> [Request]: Write out every line word for word, from the first one through the line containing "shop-link[interactable]: 最新门店开张 xyxy=(272,1685,402,1700)", including that line.

[Item position lines]

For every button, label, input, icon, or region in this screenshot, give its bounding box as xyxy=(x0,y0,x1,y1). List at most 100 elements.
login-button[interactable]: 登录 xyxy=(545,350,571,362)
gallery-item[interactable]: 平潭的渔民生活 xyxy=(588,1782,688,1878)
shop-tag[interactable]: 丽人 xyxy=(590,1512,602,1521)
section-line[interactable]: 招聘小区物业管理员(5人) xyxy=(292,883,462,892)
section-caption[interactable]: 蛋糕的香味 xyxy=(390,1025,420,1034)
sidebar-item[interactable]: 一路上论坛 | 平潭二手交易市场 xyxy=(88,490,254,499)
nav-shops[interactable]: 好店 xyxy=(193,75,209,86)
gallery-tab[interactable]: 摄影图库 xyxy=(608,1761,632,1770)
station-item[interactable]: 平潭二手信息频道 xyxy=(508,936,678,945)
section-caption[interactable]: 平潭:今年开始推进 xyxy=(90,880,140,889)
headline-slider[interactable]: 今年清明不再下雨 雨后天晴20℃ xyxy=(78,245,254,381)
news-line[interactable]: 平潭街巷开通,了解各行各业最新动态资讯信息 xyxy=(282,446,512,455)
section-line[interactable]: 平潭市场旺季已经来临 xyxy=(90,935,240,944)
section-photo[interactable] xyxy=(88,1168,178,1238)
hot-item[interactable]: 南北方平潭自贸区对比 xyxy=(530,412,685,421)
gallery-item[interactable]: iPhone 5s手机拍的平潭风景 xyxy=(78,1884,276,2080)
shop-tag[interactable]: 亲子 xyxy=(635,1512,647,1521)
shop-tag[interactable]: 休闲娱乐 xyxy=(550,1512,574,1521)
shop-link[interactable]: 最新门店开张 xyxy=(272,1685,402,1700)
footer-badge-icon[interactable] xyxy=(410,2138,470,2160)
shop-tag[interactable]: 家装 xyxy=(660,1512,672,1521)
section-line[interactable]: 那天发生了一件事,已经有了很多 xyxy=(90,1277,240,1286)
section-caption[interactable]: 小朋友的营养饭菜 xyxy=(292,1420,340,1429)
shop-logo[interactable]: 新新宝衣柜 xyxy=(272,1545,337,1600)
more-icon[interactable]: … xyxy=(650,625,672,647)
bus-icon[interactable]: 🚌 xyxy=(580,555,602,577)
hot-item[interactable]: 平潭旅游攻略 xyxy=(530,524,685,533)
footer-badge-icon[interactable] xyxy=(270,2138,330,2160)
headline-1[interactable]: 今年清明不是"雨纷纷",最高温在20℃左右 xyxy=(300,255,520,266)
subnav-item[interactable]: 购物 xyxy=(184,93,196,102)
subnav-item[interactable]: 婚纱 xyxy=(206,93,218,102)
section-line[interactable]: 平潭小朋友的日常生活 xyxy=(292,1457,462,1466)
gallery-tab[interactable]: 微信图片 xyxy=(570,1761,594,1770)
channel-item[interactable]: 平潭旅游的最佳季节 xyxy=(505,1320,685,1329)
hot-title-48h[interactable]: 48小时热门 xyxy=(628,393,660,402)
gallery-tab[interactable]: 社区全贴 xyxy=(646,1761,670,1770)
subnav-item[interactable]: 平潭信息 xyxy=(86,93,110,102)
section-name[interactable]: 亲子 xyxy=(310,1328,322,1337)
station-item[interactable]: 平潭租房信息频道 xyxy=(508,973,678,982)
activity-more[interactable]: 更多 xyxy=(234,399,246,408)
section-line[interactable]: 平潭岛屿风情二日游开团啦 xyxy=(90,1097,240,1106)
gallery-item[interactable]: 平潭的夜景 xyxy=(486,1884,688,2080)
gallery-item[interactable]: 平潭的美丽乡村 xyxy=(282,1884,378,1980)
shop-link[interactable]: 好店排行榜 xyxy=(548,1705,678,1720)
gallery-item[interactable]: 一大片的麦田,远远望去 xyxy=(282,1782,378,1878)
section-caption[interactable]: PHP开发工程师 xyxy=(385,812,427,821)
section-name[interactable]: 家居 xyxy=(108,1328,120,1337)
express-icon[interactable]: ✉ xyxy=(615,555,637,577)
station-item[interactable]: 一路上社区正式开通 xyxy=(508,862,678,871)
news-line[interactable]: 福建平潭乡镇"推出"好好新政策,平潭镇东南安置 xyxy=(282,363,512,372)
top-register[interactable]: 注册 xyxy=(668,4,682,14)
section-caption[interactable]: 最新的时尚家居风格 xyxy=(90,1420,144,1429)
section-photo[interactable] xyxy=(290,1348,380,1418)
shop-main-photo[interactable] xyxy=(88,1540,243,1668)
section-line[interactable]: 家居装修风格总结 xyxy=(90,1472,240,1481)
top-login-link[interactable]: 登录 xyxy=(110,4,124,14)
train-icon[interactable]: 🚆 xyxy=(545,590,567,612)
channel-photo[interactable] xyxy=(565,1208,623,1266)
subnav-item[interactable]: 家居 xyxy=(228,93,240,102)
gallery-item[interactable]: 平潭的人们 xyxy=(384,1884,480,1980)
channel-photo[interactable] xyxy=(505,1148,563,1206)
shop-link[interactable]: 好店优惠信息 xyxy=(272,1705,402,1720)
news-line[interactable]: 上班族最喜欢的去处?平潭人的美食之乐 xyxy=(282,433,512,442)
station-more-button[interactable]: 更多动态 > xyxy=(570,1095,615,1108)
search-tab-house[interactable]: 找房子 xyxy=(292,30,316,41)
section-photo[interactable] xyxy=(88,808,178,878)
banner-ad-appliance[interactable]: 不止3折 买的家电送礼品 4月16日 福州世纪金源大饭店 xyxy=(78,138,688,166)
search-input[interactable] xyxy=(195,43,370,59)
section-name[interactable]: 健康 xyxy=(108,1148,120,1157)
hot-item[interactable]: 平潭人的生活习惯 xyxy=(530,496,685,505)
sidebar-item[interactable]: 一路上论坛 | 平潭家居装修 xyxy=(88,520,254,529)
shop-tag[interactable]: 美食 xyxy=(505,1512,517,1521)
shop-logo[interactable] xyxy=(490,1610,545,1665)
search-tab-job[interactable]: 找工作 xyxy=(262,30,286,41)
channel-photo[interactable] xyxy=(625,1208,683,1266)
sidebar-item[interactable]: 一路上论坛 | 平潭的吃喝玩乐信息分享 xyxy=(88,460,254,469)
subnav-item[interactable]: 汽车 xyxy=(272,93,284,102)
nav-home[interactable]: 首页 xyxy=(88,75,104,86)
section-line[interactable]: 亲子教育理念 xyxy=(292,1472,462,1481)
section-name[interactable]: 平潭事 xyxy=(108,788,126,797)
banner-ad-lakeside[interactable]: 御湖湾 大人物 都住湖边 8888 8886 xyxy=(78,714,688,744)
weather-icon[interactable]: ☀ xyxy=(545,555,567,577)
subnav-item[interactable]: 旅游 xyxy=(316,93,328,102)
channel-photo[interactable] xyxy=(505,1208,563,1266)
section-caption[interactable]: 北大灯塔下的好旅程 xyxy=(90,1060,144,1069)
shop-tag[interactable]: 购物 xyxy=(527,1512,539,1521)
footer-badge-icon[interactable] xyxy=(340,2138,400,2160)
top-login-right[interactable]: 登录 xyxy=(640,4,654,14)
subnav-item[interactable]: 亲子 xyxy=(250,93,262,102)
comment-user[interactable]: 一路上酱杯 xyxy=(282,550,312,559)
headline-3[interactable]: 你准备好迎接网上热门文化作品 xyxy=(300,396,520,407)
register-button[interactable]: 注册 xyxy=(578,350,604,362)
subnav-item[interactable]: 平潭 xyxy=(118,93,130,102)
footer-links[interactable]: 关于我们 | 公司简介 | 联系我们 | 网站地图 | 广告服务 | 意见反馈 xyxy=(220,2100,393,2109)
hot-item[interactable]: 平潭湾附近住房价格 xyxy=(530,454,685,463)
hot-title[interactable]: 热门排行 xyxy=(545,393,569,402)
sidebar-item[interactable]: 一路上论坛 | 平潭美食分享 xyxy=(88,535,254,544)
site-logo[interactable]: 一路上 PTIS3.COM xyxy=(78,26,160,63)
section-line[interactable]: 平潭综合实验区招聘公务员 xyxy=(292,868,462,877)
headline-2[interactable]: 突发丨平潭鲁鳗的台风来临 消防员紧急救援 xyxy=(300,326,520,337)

> [Expected output]:
For every button, label, input, icon, or region in this screenshot, give its bounding box as xyxy=(x0,y0,x1,y1). List at most 100 elements.
login-button[interactable]: 登录 xyxy=(545,350,571,362)
gallery-item[interactable]: 平潭的渔民生活 xyxy=(588,1782,688,1878)
shop-tag[interactable]: 丽人 xyxy=(590,1512,602,1521)
section-line[interactable]: 招聘小区物业管理员(5人) xyxy=(292,883,462,892)
section-caption[interactable]: 蛋糕的香味 xyxy=(390,1025,420,1034)
sidebar-item[interactable]: 一路上论坛 | 平潭二手交易市场 xyxy=(88,490,254,499)
nav-shops[interactable]: 好店 xyxy=(193,75,209,86)
gallery-tab[interactable]: 摄影图库 xyxy=(608,1761,632,1770)
station-item[interactable]: 平潭二手信息频道 xyxy=(508,936,678,945)
section-caption[interactable]: 平潭:今年开始推进 xyxy=(90,880,140,889)
headline-slider[interactable]: 今年清明不再下雨 雨后天晴20℃ xyxy=(78,245,254,381)
news-line[interactable]: 平潭街巷开通,了解各行各业最新动态资讯信息 xyxy=(282,446,512,455)
section-line[interactable]: 平潭市场旺季已经来临 xyxy=(90,935,240,944)
section-photo[interactable] xyxy=(88,1168,178,1238)
hot-item[interactable]: 南北方平潭自贸区对比 xyxy=(530,412,685,421)
gallery-item[interactable]: iPhone 5s手机拍的平潭风景 xyxy=(78,1884,276,2080)
shop-tag[interactable]: 亲子 xyxy=(635,1512,647,1521)
shop-tag[interactable]: 休闲娱乐 xyxy=(550,1512,574,1521)
shop-link[interactable]: 最新门店开张 xyxy=(272,1685,402,1700)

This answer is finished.